◆ Annotated element entries
'''
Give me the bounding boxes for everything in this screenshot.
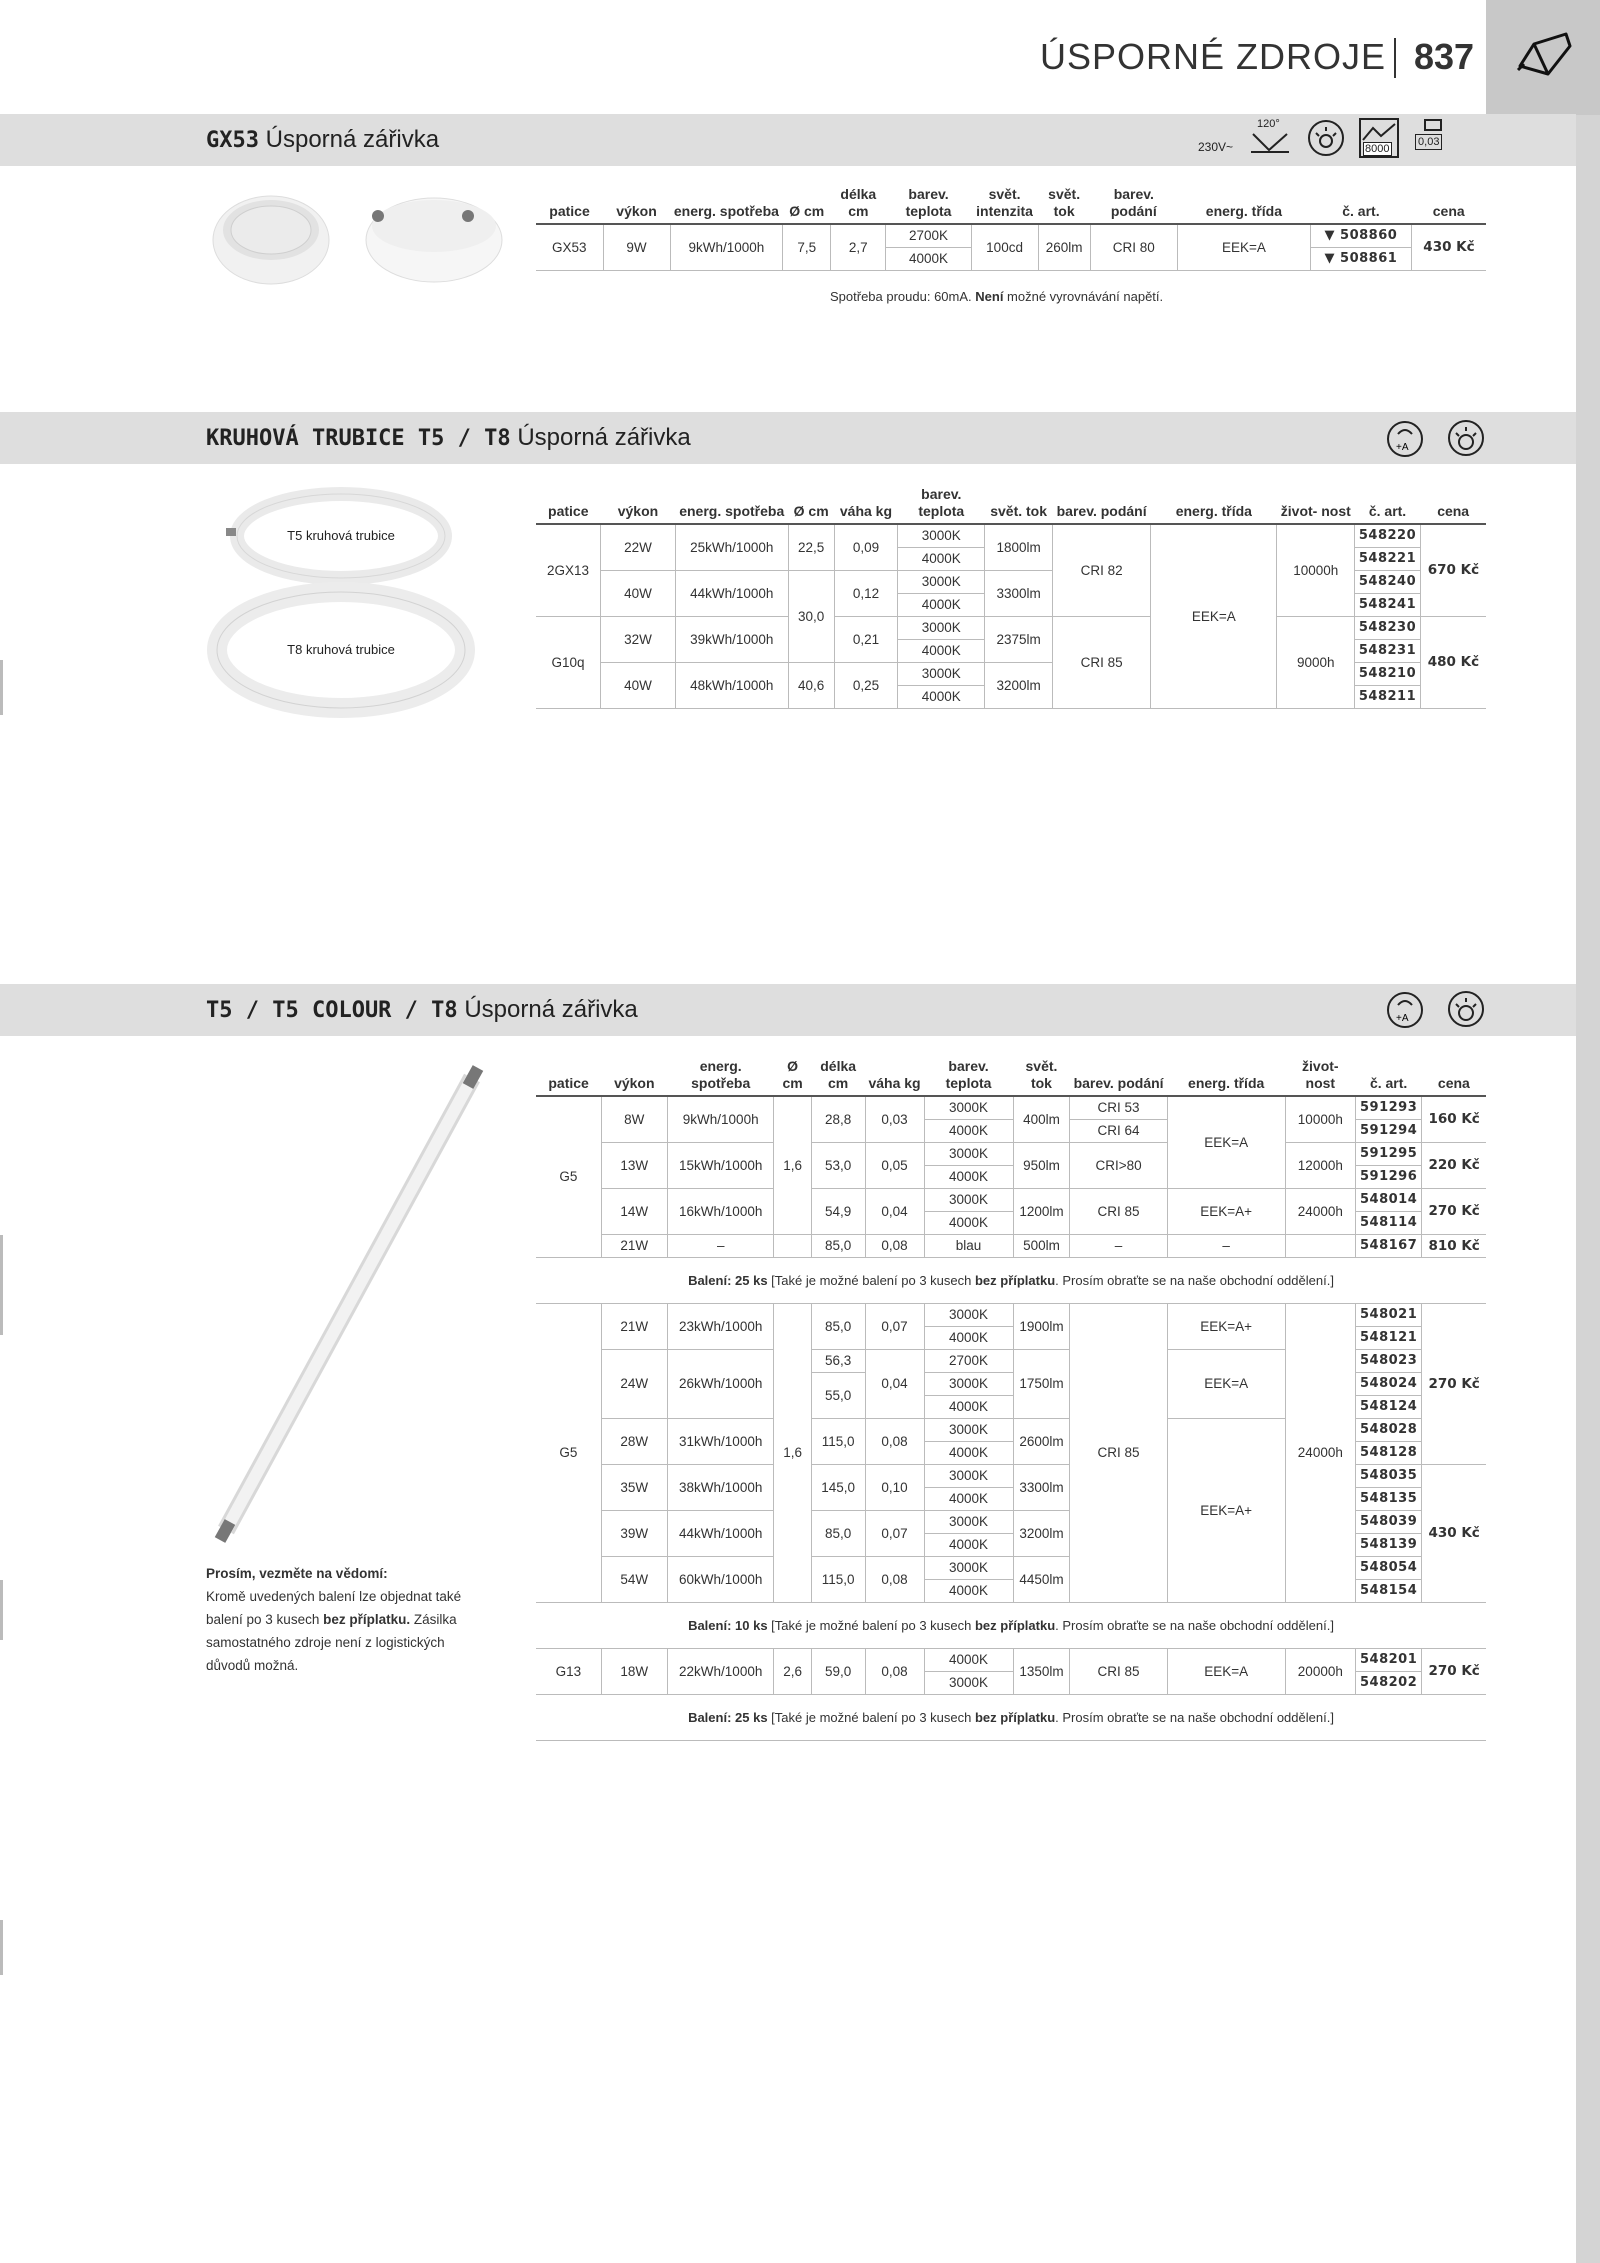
page-title: ÚSPORNÉ ZDROJE bbox=[1039, 36, 1386, 77]
table-row: 24W 26kWh/1000h 56,3 0,04 2700K 1750lm EEK=A 548023 bbox=[536, 1349, 1486, 1372]
voltage-label: 230V~ bbox=[1198, 140, 1234, 154]
side-mark bbox=[0, 1920, 3, 1975]
gx53-spec-table bbox=[536, 184, 1486, 271]
table-header: patice výkon energ. spotřeba Ø cm délka cm barev. teplota svět. intenzita svět. tok barev. podání energ. třída č. art. cena bbox=[536, 184, 1486, 224]
side-mark bbox=[0, 1235, 3, 1335]
table-row: 4000K 548121 bbox=[536, 1326, 1486, 1349]
table-row: 4000K 591296 bbox=[536, 1165, 1486, 1188]
table-row: 4000K 548231 bbox=[536, 639, 1486, 662]
product-icons bbox=[1198, 118, 1453, 158]
section-title: T5 / T5 COLOUR / T8 Úsporná zářivka bbox=[206, 996, 638, 1023]
page-edge bbox=[1576, 0, 1600, 2263]
linear-tube-image bbox=[206, 1064, 496, 1544]
table-note-row: Balení: 25 ks [Také je možné balení po 3 kusech bez příplatku. Prosím obraťte se na naše obchodní oddělení.] bbox=[536, 1694, 1486, 1740]
table-row: 35W 38kWh/1000h 145,0 0,10 3000K 3300lm 548035 430 Kč bbox=[536, 1464, 1486, 1487]
table-note-row: Balení: 25 ks [Také je možné balení po 3 kusech bez příplatku. Prosím obraťte se na naše obchodní oddělení.] bbox=[536, 1257, 1486, 1303]
section-title: KRUHOVÁ TRUBICE T5 / T8 Úsporná zářivka bbox=[206, 424, 691, 451]
dimmable-icon bbox=[1386, 420, 1424, 458]
table-row: 4000K 548128 bbox=[536, 1441, 1486, 1464]
section-header-circular bbox=[0, 412, 1576, 464]
section-header-t5-t8 bbox=[0, 984, 1576, 1036]
table-row: 4000K 548124 bbox=[536, 1395, 1486, 1418]
circular-spec-table bbox=[536, 484, 1486, 709]
gx53-note: Spotřeba proudu: 60mA. Není možné vyrovnávání napětí. bbox=[830, 289, 1164, 304]
table-row: G5 8W 9kWh/1000h 1,6 28,8 0,03 3000K 400lm CRI 53 EEK=A 10000h 591293 160 Kč bbox=[536, 1096, 1486, 1119]
side-mark bbox=[0, 1580, 3, 1640]
section-title: GX53 Úsporná zářivka bbox=[206, 126, 440, 153]
table-row: 4000K 548139 bbox=[536, 1533, 1486, 1556]
new-marker-icon: ▼ bbox=[1324, 251, 1341, 266]
table-header: patice výkon energ. spotřeba Ø cm délka cm váha kg barev. teplota svět. tok barev. podání energ. třída život- nost č. art. cena bbox=[536, 1056, 1486, 1096]
corner-tab bbox=[1486, 0, 1600, 115]
svg-text:+A: +A bbox=[1396, 442, 1409, 453]
table-row: GX53 9W 9kWh/1000h 7,5 2,7 2700K 100cd 260lm CRI 80 EEK=A ▼ 508860 430 Kč bbox=[536, 224, 1486, 247]
table-row: 4000K 548211 bbox=[536, 685, 1486, 708]
table-row: 40W 44kWh/1000h 30,0 0,12 3000K 3300lm 548240 bbox=[536, 570, 1486, 593]
table-row: G10q 32W 39kWh/1000h 0,21 3000K 2375lm CRI 85 9000h 548230 480 Kč bbox=[536, 616, 1486, 639]
table-row: 28W 31kWh/1000h 115,0 0,08 3000K 2600lm EEK=A+ 548028 bbox=[536, 1418, 1486, 1441]
table-row: 14W 16kWh/1000h 54,9 0,04 3000K 1200lm CRI 85 EEK=A+ 24000h 548014 270 Kč bbox=[536, 1188, 1486, 1211]
table-row: 21W – 85,0 0,08 blau 500lm – – 548167 810 Kč bbox=[536, 1234, 1486, 1257]
lifetime-icon: 8000 bbox=[1359, 118, 1399, 158]
dimmable-icon bbox=[1386, 991, 1424, 1029]
bulb-glow-icon bbox=[1307, 119, 1345, 157]
title-divider bbox=[1394, 38, 1396, 78]
side-mark bbox=[0, 660, 3, 715]
table-row: 13W 15kWh/1000h 53,0 0,05 3000K 950lm CRI>80 12000h 591295 220 Kč bbox=[536, 1142, 1486, 1165]
table-row: G13 18W 22kWh/1000h 2,6 59,0 0,08 4000K 1350lm CRI 85 EEK=A 20000h 548201 270 Kč bbox=[536, 1648, 1486, 1671]
standby-power-icon: 0,03 bbox=[1413, 118, 1453, 158]
beam-angle-icon: 120° bbox=[1247, 118, 1293, 158]
table-header: patice výkon energ. spotřeba Ø cm váha kg barev. teplota svět. tok barev. podání energ. třída život- nost č. art. cena bbox=[536, 484, 1486, 524]
bulb-glow-icon bbox=[1446, 418, 1486, 458]
table-note-row: Balení: 10 ks [Také je možné balení po 3 kusech bez příplatku. Prosím obraťte se na naše obchodní oddělení.] bbox=[536, 1602, 1486, 1648]
gx53-product-image bbox=[206, 184, 506, 286]
table-row: G5 21W 23kWh/1000h 1,6 85,0 0,07 3000K 1900lm CRI 85 EEK=A+ 24000h 548021 270 Kč bbox=[536, 1303, 1486, 1326]
table-row: 40W 48kWh/1000h 40,6 0,25 3000K 3200lm 548210 bbox=[536, 662, 1486, 685]
table-row: 55,0 3000K 548024 bbox=[536, 1372, 1486, 1395]
notice-box: Prosím, vezměte na vědomí: Kromě uvedených balení lze objednat také balení po 3 kusech bez příplatku. Zásilka samostatného zdroje není z logistických důvodů možná. bbox=[206, 1562, 486, 1677]
page-number: 837 bbox=[1414, 36, 1475, 77]
notice-heading: Prosím, vezměte na vědomí: bbox=[206, 1566, 388, 1581]
table-row: 39W 44kWh/1000h 85,0 0,07 3000K 3200lm 548039 bbox=[536, 1510, 1486, 1533]
table-row: 4000K 548114 bbox=[536, 1211, 1486, 1234]
table-row: 3000K 548202 bbox=[536, 1671, 1486, 1694]
table-row: 4000K 548154 bbox=[536, 1579, 1486, 1602]
t5-label: T5 kruhová trubice bbox=[287, 528, 395, 543]
t5-spec-table bbox=[536, 1056, 1486, 1741]
table-row: 4000K ▼ 508861 bbox=[536, 247, 1486, 270]
lamp-icon bbox=[1514, 24, 1574, 84]
table-row: 4000K 548241 bbox=[536, 593, 1486, 616]
svg-text:+A: +A bbox=[1396, 1013, 1409, 1024]
table-row: 2GX13 22W 25kWh/1000h 22,5 0,09 3000K 1800lm CRI 82 EEK=A 10000h 548220 670 Kč bbox=[536, 524, 1486, 547]
table-row: 4000K 548221 bbox=[536, 547, 1486, 570]
circular-tube-image bbox=[206, 486, 476, 718]
table-row: 4000K CRI 64 591294 bbox=[536, 1119, 1486, 1142]
table-row: 54W 60kWh/1000h 115,0 0,08 3000K 4450lm 548054 bbox=[536, 1556, 1486, 1579]
new-marker-icon: ▼ bbox=[1324, 228, 1341, 244]
t8-label: T8 kruhová trubice bbox=[287, 642, 395, 657]
bulb-glow-icon bbox=[1446, 989, 1486, 1029]
table-row: 4000K 548135 bbox=[536, 1487, 1486, 1510]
'''
◆ What the task asks
Show every line above that contains the string "image", treating uppercase and lowercase as different.

◆ Output for this exercise
linear-tube-image bbox=[206, 1064, 496, 1544]
gx53-product-image bbox=[206, 184, 506, 286]
circular-tube-image bbox=[206, 486, 476, 718]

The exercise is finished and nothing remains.